(GIVEN EXERCISE)
Repeat the records in full and exactly, omitting pictures.

******************************

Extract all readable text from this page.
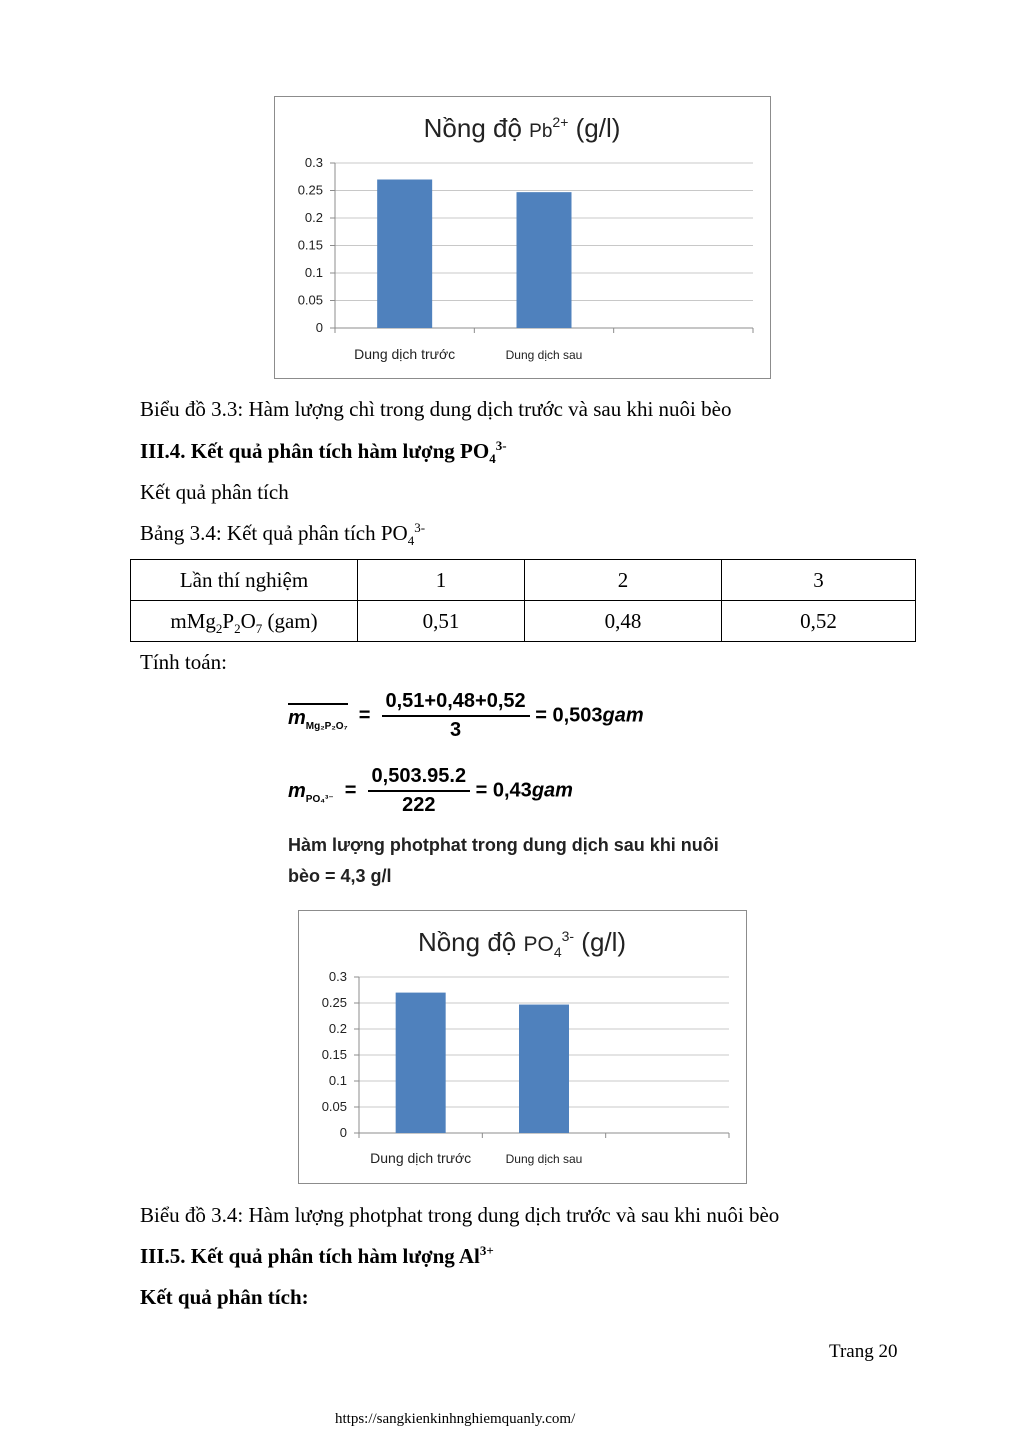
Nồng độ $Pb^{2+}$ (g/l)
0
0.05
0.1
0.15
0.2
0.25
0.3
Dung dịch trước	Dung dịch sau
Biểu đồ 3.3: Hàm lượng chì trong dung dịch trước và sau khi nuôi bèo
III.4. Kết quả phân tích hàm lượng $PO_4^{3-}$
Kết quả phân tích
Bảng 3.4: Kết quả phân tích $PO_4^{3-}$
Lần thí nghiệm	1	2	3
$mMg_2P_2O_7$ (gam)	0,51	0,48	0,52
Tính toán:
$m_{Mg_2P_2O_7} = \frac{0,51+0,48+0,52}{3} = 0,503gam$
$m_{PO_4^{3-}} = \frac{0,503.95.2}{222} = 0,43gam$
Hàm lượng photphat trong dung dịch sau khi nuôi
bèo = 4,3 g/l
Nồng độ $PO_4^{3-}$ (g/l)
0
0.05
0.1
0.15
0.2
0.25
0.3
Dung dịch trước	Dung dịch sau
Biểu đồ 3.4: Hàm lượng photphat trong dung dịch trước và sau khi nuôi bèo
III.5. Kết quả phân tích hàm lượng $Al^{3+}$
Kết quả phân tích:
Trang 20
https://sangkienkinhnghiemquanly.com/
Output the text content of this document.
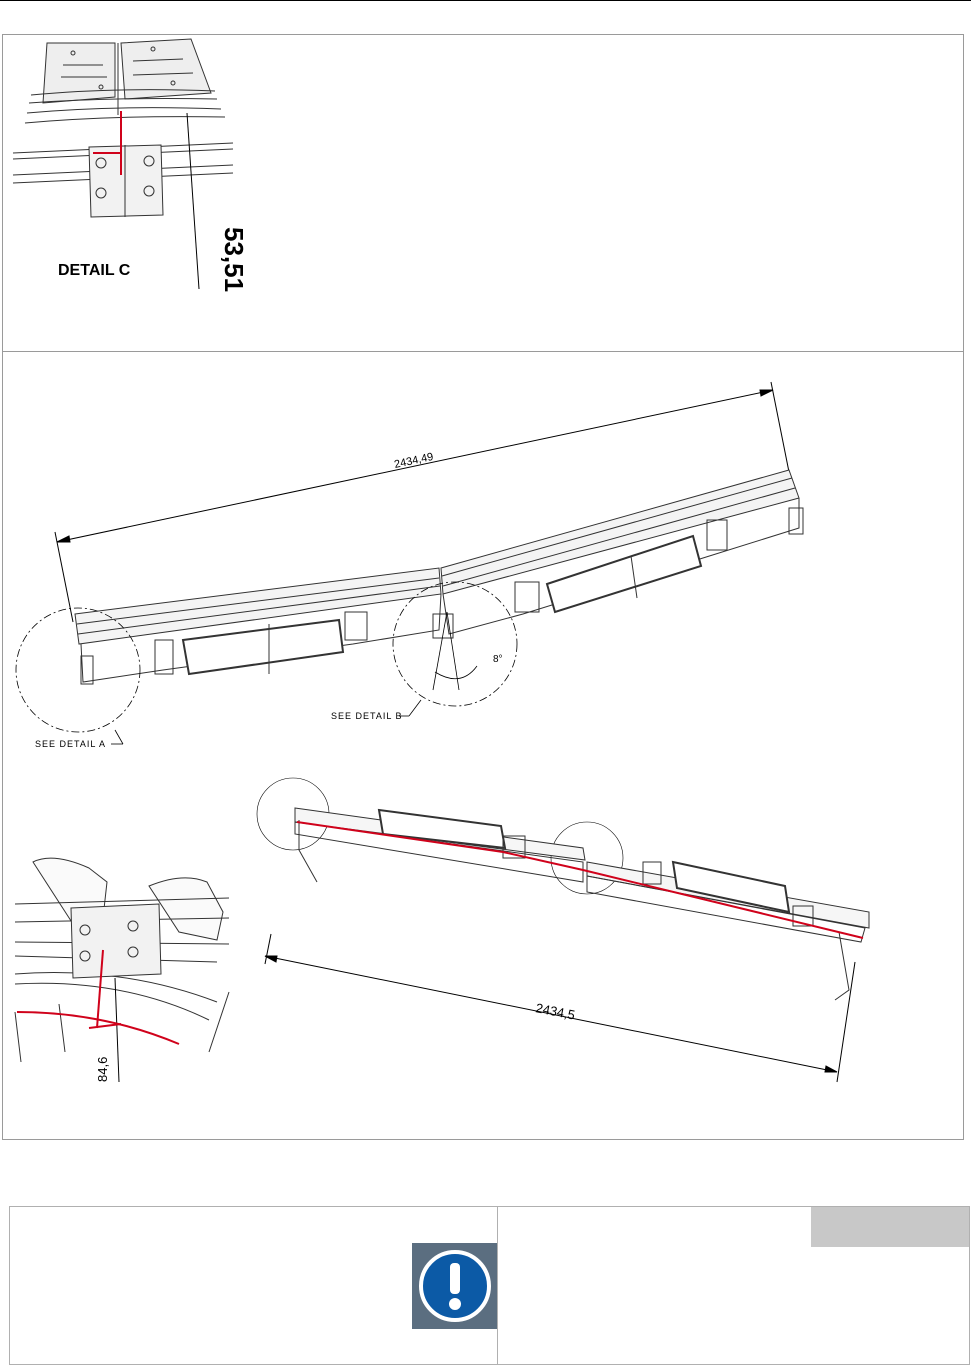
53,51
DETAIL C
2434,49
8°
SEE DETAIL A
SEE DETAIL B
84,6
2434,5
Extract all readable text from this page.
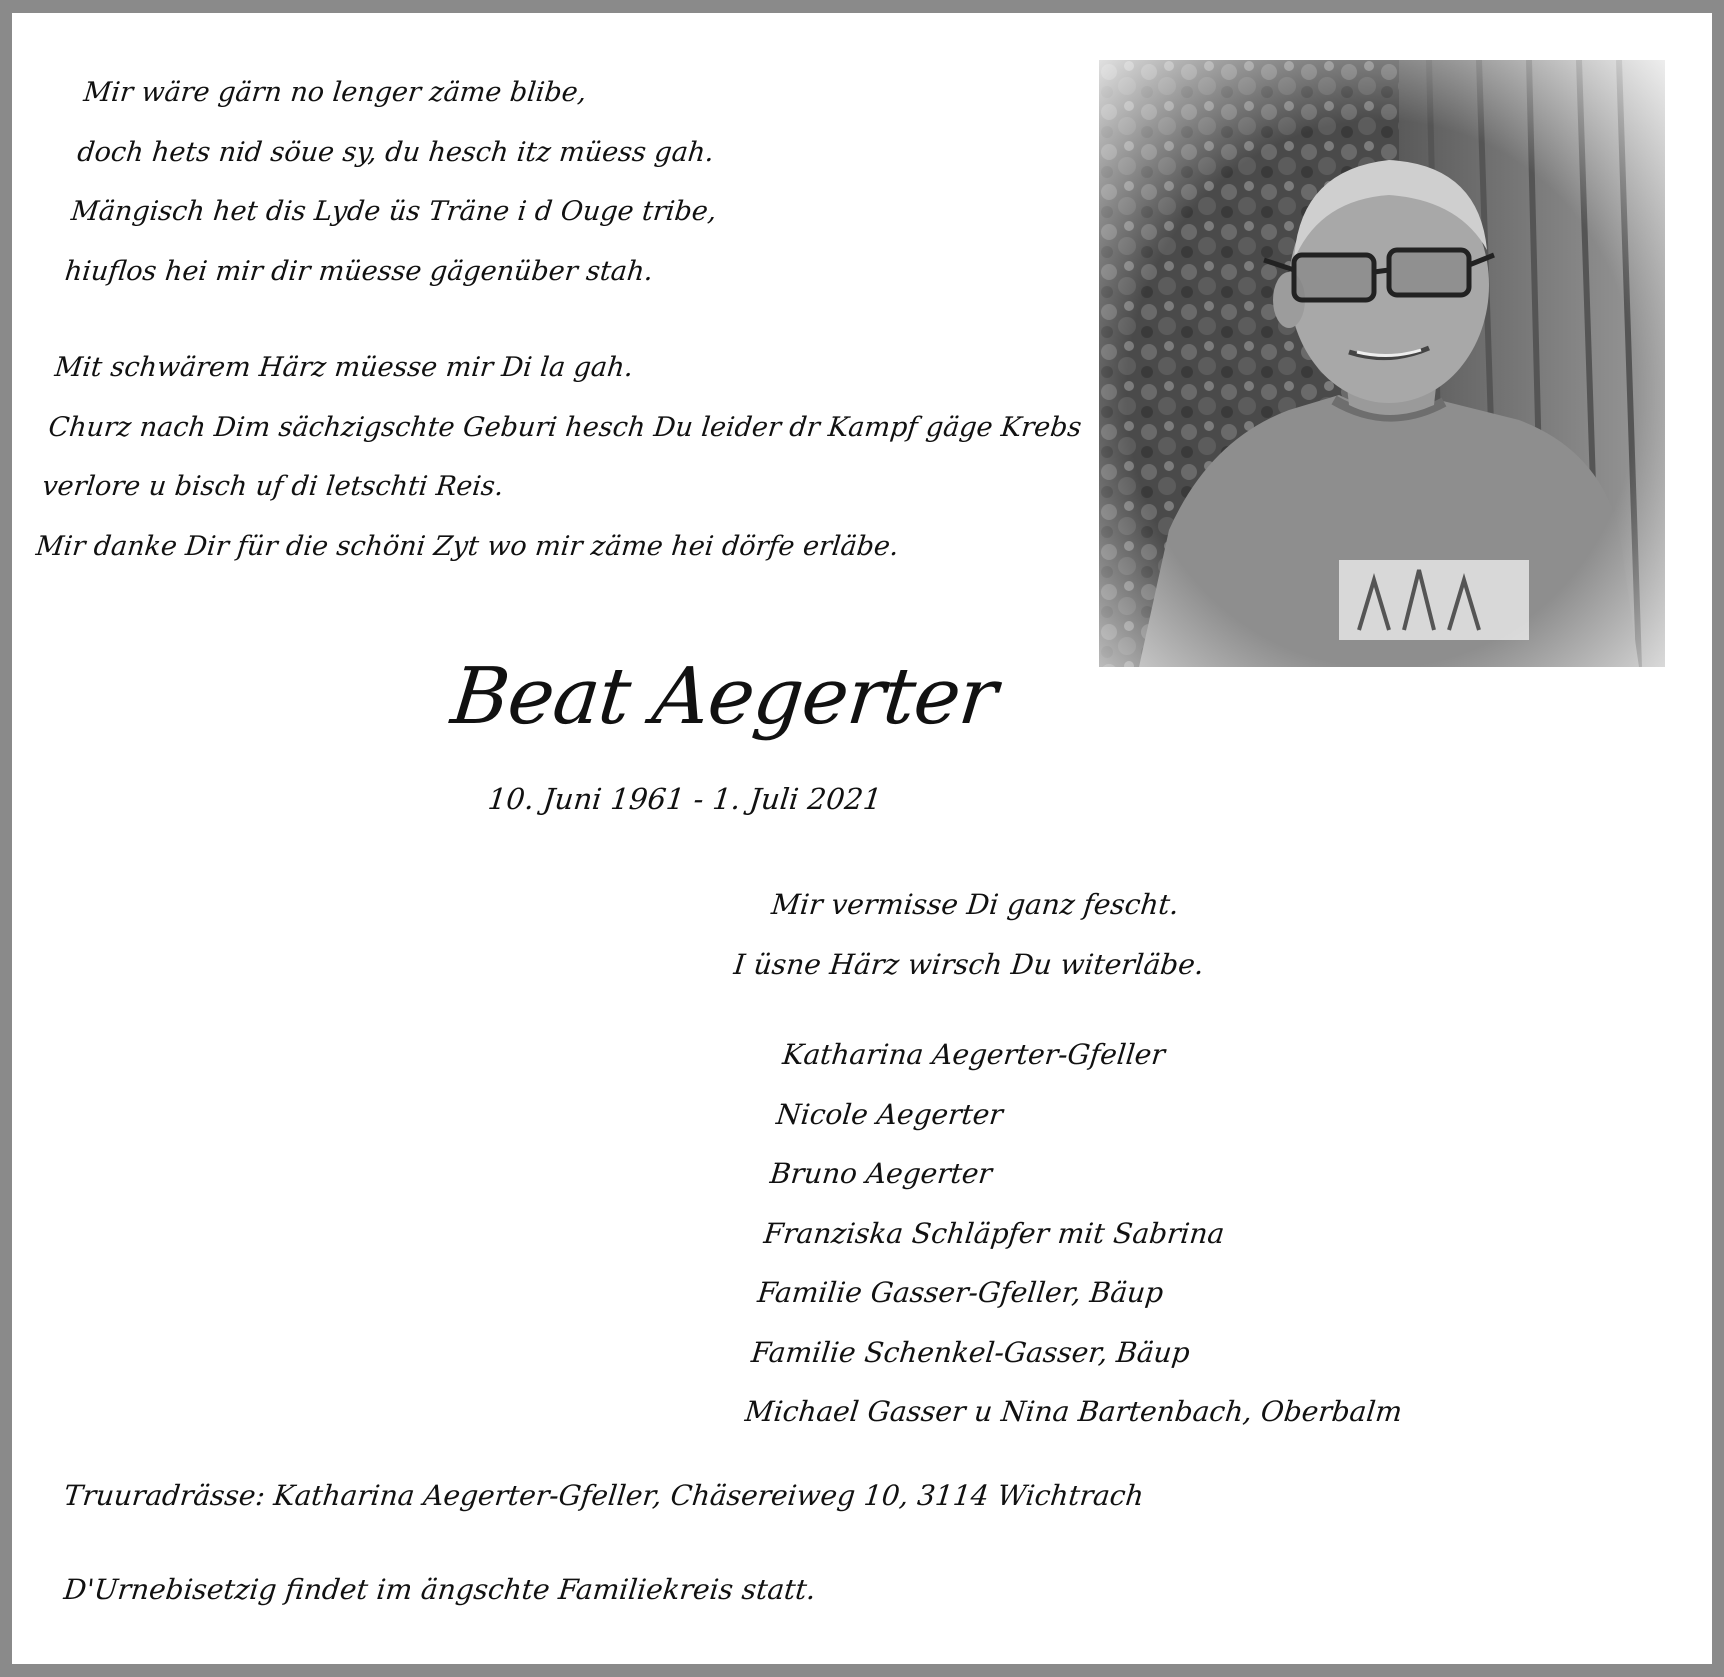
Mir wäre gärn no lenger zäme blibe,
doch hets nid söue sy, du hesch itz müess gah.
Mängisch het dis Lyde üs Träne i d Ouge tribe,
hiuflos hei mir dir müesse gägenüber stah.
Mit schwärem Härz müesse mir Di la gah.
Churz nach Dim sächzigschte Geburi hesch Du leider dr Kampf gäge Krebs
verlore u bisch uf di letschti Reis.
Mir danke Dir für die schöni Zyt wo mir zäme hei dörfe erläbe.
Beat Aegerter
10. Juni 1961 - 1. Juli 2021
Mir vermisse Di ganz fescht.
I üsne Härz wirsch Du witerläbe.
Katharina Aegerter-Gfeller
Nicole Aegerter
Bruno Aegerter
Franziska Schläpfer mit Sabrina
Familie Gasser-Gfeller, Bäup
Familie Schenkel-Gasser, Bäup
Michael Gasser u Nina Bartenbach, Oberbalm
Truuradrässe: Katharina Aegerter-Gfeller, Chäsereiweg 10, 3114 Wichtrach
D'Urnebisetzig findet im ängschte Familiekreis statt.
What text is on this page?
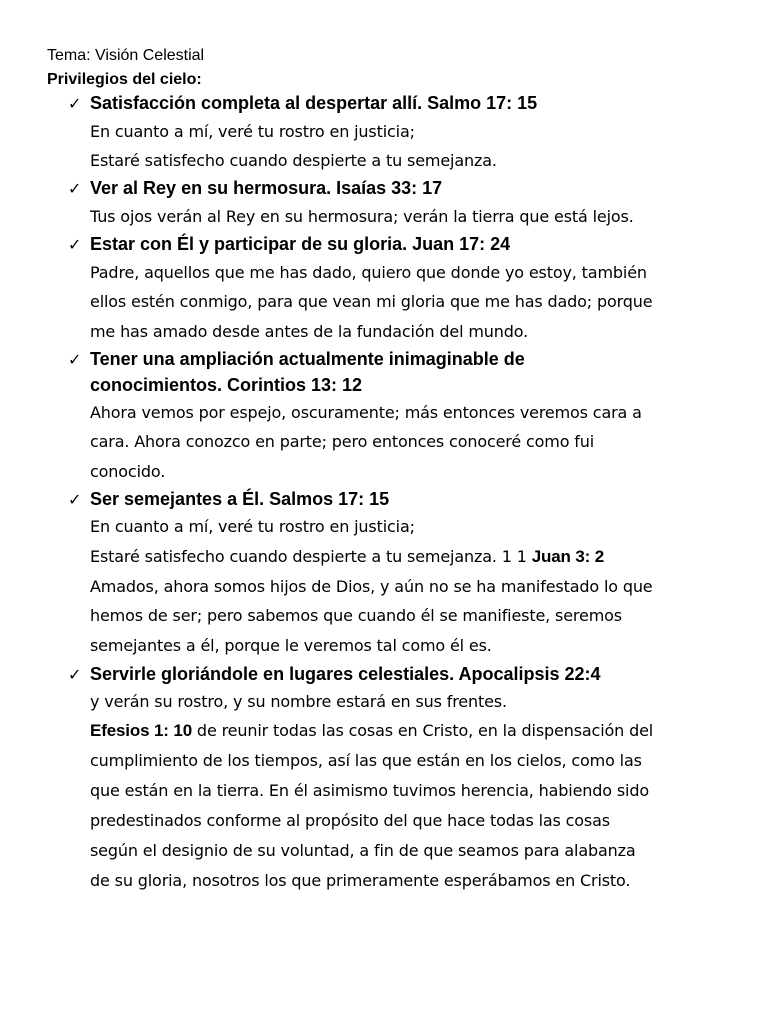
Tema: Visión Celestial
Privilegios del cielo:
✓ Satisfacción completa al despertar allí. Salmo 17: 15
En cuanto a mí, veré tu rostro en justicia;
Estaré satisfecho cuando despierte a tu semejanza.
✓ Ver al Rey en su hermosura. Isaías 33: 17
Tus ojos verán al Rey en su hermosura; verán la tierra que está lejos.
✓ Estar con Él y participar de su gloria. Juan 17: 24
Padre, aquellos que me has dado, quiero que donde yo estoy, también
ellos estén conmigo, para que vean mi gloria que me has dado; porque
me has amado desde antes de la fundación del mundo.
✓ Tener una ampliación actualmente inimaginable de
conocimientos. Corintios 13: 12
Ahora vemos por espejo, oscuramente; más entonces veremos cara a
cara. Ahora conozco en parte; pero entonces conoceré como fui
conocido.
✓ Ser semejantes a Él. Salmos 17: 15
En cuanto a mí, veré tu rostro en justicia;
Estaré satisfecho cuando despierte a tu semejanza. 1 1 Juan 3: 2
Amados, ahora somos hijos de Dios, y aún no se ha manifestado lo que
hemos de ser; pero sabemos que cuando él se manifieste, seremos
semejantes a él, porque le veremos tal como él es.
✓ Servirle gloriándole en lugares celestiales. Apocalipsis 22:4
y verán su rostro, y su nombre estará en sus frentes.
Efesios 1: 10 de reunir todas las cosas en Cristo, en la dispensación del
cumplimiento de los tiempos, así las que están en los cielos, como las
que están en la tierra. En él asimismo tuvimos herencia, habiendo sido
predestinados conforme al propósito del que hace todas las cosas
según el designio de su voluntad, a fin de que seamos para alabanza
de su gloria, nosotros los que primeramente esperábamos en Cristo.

******************************

(TASK OUTPUT)
Extract all readable text from this page.
Nồng độ $Pb^{2+}$ (g/l)
0
0.05
0.1
0.15
0.2
0.25
0.3
Dung dịch trước	Dung dịch sau
Biểu đồ 3.3: Hàm lượng chì trong dung dịch trước và sau khi nuôi bèo
III.4. Kết quả phân tích hàm lượng $PO_4^{3-}$
Kết quả phân tích
Bảng 3.4: Kết quả phân tích $PO_4^{3-}$
Lần thí nghiệm	1	2	3
$mMg_2P_2O_7$ (gam)	0,51	0,48	0,52
Tính toán:
$m_{Mg_2P_2O_7} = \frac{0,51+0,48+0,52}{3} = 0,503gam$
$m_{PO_4^{3-}} = \frac{0,503.95.2}{222} = 0,43gam$
Hàm lượng photphat trong dung dịch sau khi nuôi
bèo = 4,3 g/l
Nồng độ $PO_4^{3-}$ (g/l)
0
0.05
0.1
0.15
0.2
0.25
0.3
Dung dịch trước	Dung dịch sau
Biểu đồ 3.4: Hàm lượng photphat trong dung dịch trước và sau khi nuôi bèo
III.5. Kết quả phân tích hàm lượng $Al^{3+}$
Kết quả phân tích:
Trang 20
https://sangkienkinhnghiemquanly.com/
Output the text content of this document.
53,51
DETAIL C
2434,49
8°
SEE DETAIL A
SEE DETAIL B
84,6
2434,5
Extract all readable text from this page.
Mir wäre gärn no lenger zäme blibe,
doch hets nid söue sy, du hesch itz müess gah.
Mängisch het dis Lyde üs Träne i d Ouge tribe,
hiuflos hei mir dir müesse gägenüber stah.
Mit schwärem Härz müesse mir Di la gah.
Churz nach Dim sächzigschte Geburi hesch Du leider dr Kampf gäge Krebs
verlore u bisch uf di letschti Reis.
Mir danke Dir für die schöni Zyt wo mir zäme hei dörfe erläbe.
Beat Aegerter
10. Juni 1961 - 1. Juli 2021
Mir vermisse Di ganz fescht.
I üsne Härz wirsch Du witerläbe.
Katharina Aegerter-Gfeller
Nicole Aegerter
Bruno Aegerter
Franziska Schläpfer mit Sabrina
Familie Gasser-Gfeller, Bäup
Familie Schenkel-Gasser, Bäup
Michael Gasser u Nina Bartenbach, Oberbalm
Truuradrässe: Katharina Aegerter-Gfeller, Chäsereiweg 10, 3114 Wichtrach
D'Urnebisetzig findet im ängschte Familiekreis statt.
What text is on this page?
Tema: Visión Celestial
Privilegios del cielo:
✓ Satisfacción completa al despertar allí. Salmo 17: 15
En cuanto a mí, veré tu rostro en justicia;
Estaré satisfecho cuando despierte a tu semejanza.
✓ Ver al Rey en su hermosura. Isaías 33: 17
Tus ojos verán al Rey en su hermosura; verán la tierra que está lejos.
✓ Estar con Él y participar de su gloria. Juan 17: 24
Padre, aquellos que me has dado, quiero que donde yo estoy, también
ellos estén conmigo, para que vean mi gloria que me has dado; porque
me has amado desde antes de la fundación del mundo.
✓ Tener una ampliación actualmente inimaginable de
conocimientos. Corintios 13: 12
Ahora vemos por espejo, oscuramente; más entonces veremos cara a
cara. Ahora conozco en parte; pero entonces conoceré como fui
conocido.
✓ Ser semejantes a Él. Salmos 17: 15
En cuanto a mí, veré tu rostro en justicia;
Estaré satisfecho cuando despierte a tu semejanza. 1 1 Juan 3: 2
Amados, ahora somos hijos de Dios, y aún no se ha manifestado lo que
hemos de ser; pero sabemos que cuando él se manifieste, seremos
semejantes a él, porque le veremos tal como él es.
✓ Servirle gloriándole en lugares celestiales. Apocalipsis 22:4
y verán su rostro, y su nombre estará en sus frentes.
Efesios 1: 10 de reunir todas las cosas en Cristo, en la dispensación del
cumplimiento de los tiempos, así las que están en los cielos, como las
que están en la tierra. En él asimismo tuvimos herencia, habiendo sido
predestinados conforme al propósito del que hace todas las cosas
según el designio de su voluntad, a fin de que seamos para alabanza
de su gloria, nosotros los que primeramente esperábamos en Cristo.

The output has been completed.